**CHALLENGE**
Each entry below is to be duplicated verbatim.

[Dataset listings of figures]
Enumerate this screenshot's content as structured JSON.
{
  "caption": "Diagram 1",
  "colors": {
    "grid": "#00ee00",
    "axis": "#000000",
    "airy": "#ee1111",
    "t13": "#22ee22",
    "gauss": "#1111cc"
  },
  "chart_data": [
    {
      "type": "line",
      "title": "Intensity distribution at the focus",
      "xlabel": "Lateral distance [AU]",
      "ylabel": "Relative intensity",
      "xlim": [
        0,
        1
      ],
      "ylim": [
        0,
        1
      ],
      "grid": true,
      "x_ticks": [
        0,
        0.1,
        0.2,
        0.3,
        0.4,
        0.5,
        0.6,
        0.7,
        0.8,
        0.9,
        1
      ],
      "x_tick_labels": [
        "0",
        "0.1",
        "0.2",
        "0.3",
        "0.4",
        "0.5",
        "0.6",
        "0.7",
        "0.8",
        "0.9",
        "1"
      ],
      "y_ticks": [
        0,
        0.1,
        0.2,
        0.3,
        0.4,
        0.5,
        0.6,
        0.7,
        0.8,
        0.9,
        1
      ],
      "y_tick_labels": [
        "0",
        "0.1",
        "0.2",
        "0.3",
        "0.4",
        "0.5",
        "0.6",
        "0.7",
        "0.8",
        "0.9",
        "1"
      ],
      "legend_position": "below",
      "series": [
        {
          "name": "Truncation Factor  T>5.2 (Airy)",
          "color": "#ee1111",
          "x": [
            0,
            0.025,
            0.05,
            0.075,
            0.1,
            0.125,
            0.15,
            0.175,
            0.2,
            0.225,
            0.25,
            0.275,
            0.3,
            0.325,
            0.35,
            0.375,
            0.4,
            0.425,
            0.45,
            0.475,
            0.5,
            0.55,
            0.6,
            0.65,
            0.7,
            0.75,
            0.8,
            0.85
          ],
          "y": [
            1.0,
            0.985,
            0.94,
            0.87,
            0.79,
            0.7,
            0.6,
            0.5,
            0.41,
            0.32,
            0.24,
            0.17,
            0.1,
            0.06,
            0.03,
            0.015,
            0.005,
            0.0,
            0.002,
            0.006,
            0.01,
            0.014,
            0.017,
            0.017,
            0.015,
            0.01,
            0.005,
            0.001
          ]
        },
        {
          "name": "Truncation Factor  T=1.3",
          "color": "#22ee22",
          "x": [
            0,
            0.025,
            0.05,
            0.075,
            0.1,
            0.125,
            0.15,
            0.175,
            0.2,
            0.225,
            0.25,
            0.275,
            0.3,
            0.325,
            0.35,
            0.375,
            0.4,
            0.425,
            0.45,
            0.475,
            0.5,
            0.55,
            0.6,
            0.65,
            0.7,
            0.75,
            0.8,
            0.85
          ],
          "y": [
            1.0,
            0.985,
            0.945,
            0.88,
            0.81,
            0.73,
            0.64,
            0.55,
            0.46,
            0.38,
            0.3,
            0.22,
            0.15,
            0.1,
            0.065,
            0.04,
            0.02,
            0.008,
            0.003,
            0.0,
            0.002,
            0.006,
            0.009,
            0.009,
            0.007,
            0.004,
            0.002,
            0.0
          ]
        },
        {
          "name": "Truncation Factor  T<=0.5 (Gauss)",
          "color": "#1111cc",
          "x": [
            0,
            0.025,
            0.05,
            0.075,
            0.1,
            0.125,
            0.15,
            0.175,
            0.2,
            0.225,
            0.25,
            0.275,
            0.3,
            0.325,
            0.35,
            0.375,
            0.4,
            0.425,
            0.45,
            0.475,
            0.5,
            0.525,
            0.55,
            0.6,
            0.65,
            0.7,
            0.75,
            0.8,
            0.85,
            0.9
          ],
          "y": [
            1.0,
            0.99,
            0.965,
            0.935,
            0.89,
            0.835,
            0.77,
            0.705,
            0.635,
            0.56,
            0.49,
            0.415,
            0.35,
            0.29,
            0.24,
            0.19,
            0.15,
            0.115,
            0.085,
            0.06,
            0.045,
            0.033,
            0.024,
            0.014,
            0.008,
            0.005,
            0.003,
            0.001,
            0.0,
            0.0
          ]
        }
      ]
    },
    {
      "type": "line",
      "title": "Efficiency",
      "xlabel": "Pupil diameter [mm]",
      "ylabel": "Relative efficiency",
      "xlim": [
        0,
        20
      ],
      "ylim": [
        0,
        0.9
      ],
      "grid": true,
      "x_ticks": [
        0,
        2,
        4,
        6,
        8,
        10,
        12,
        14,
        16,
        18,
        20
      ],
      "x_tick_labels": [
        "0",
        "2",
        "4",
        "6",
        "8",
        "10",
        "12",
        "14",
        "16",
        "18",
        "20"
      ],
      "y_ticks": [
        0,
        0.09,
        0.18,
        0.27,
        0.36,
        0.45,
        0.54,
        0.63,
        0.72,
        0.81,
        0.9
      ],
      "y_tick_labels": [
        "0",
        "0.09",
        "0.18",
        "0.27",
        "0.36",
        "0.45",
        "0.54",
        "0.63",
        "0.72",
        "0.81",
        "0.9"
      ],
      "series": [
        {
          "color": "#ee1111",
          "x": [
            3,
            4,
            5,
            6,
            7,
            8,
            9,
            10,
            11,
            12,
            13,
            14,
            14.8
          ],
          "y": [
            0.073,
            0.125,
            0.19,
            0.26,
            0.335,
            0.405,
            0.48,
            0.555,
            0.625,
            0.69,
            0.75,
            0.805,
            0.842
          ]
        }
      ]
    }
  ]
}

**FINAL ANSWER**
Enumerate this screenshot's content as structured JSON.
{
  "caption": "Diagram 1",
  "colors": {
    "grid": "#00ee00",
    "axis": "#000000",
    "airy": "#ee1111",
    "t13": "#22ee22",
    "gauss": "#1111cc"
  },
  "chart_data": [
    {
      "type": "line",
      "title": "Intensity distribution at the focus",
      "xlabel": "Lateral distance [AU]",
      "ylabel": "Relative intensity",
      "xlim": [
        0,
        1
      ],
      "ylim": [
        0,
        1
      ],
      "grid": true,
      "x_ticks": [
        0,
        0.1,
        0.2,
        0.3,
        0.4,
        0.5,
        0.6,
        0.7,
        0.8,
        0.9,
        1
      ],
      "x_tick_labels": [
        "0",
        "0.1",
        "0.2",
        "0.3",
        "0.4",
        "0.5",
        "0.6",
        "0.7",
        "0.8",
        "0.9",
        "1"
      ],
      "y_ticks": [
        0,
        0.1,
        0.2,
        0.3,
        0.4,
        0.5,
        0.6,
        0.7,
        0.8,
        0.9,
        1
      ],
      "y_tick_labels": [
        "0",
        "0.1",
        "0.2",
        "0.3",
        "0.4",
        "0.5",
        "0.6",
        "0.7",
        "0.8",
        "0.9",
        "1"
      ],
      "legend_position": "below",
      "series": [
        {
          "name": "Truncation Factor  T>5.2 (Airy)",
          "color": "#ee1111",
          "x": [
            0,
            0.025,
            0.05,
            0.075,
            0.1,
            0.125,
            0.15,
            0.175,
            0.2,
            0.225,
            0.25,
            0.275,
            0.3,
            0.325,
            0.35,
            0.375,
            0.4,
            0.425,
            0.45,
            0.475,
            0.5,
            0.55,
            0.6,
            0.65,
            0.7,
            0.75,
            0.8,
            0.85
          ],
          "y": [
            1.0,
            0.985,
            0.94,
            0.87,
            0.79,
            0.7,
            0.6,
            0.5,
            0.41,
            0.32,
            0.24,
            0.17,
            0.1,
            0.06,
            0.03,
            0.015,
            0.005,
            0.0,
            0.002,
            0.006,
            0.01,
            0.014,
            0.017,
            0.017,
            0.015,
            0.01,
            0.005,
            0.001
          ]
        },
        {
          "name": "Truncation Factor  T=1.3",
          "color": "#22ee22",
          "x": [
            0,
            0.025,
            0.05,
            0.075,
            0.1,
            0.125,
            0.15,
            0.175,
            0.2,
            0.225,
            0.25,
            0.275,
            0.3,
            0.325,
            0.35,
            0.375,
            0.4,
            0.425,
            0.45,
            0.475,
            0.5,
            0.55,
            0.6,
            0.65,
            0.7,
            0.75,
            0.8,
            0.85
          ],
          "y": [
            1.0,
            0.985,
            0.945,
            0.88,
            0.81,
            0.73,
            0.64,
            0.55,
            0.46,
            0.38,
            0.3,
            0.22,
            0.15,
            0.1,
            0.065,
            0.04,
            0.02,
            0.008,
            0.003,
            0.0,
            0.002,
            0.006,
            0.009,
            0.009,
            0.007,
            0.004,
            0.002,
            0.0
          ]
        },
        {
          "name": "Truncation Factor  T<=0.5 (Gauss)",
          "color": "#1111cc",
          "x": [
            0,
            0.025,
            0.05,
            0.075,
            0.1,
            0.125,
            0.15,
            0.175,
            0.2,
            0.225,
            0.25,
            0.275,
            0.3,
            0.325,
            0.35,
            0.375,
            0.4,
            0.425,
            0.45,
            0.475,
            0.5,
            0.525,
            0.55,
            0.6,
            0.65,
            0.7,
            0.75,
            0.8,
            0.85,
            0.9
          ],
          "y": [
            1.0,
            0.99,
            0.965,
            0.935,
            0.89,
            0.835,
            0.77,
            0.705,
            0.635,
            0.56,
            0.49,
            0.415,
            0.35,
            0.29,
            0.24,
            0.19,
            0.15,
            0.115,
            0.085,
            0.06,
            0.045,
            0.033,
            0.024,
            0.014,
            0.008,
            0.005,
            0.003,
            0.001,
            0.0,
            0.0
          ]
        }
      ]
    },
    {
      "type": "line",
      "title": "Efficiency",
      "xlabel": "Pupil diameter [mm]",
      "ylabel": "Relative efficiency",
      "xlim": [
        0,
        20
      ],
      "ylim": [
        0,
        0.9
      ],
      "grid": true,
      "x_ticks": [
        0,
        2,
        4,
        6,
        8,
        10,
        12,
        14,
        16,
        18,
        20
      ],
      "x_tick_labels": [
        "0",
        "2",
        "4",
        "6",
        "8",
        "10",
        "12",
        "14",
        "16",
        "18",
        "20"
      ],
      "y_ticks": [
        0,
        0.09,
        0.18,
        0.27,
        0.36,
        0.45,
        0.54,
        0.63,
        0.72,
        0.81,
        0.9
      ],
      "y_tick_labels": [
        "0",
        "0.09",
        "0.18",
        "0.27",
        "0.36",
        "0.45",
        "0.54",
        "0.63",
        "0.72",
        "0.81",
        "0.9"
      ],
      "series": [
        {
          "color": "#ee1111",
          "x": [
            3,
            4,
            5,
            6,
            7,
            8,
            9,
            10,
            11,
            12,
            13,
            14,
            14.8
          ],
          "y": [
            0.073,
            0.125,
            0.19,
            0.26,
            0.335,
            0.405,
            0.48,
            0.555,
            0.625,
            0.69,
            0.75,
            0.805,
            0.842
          ]
        }
      ]
    }
  ]
}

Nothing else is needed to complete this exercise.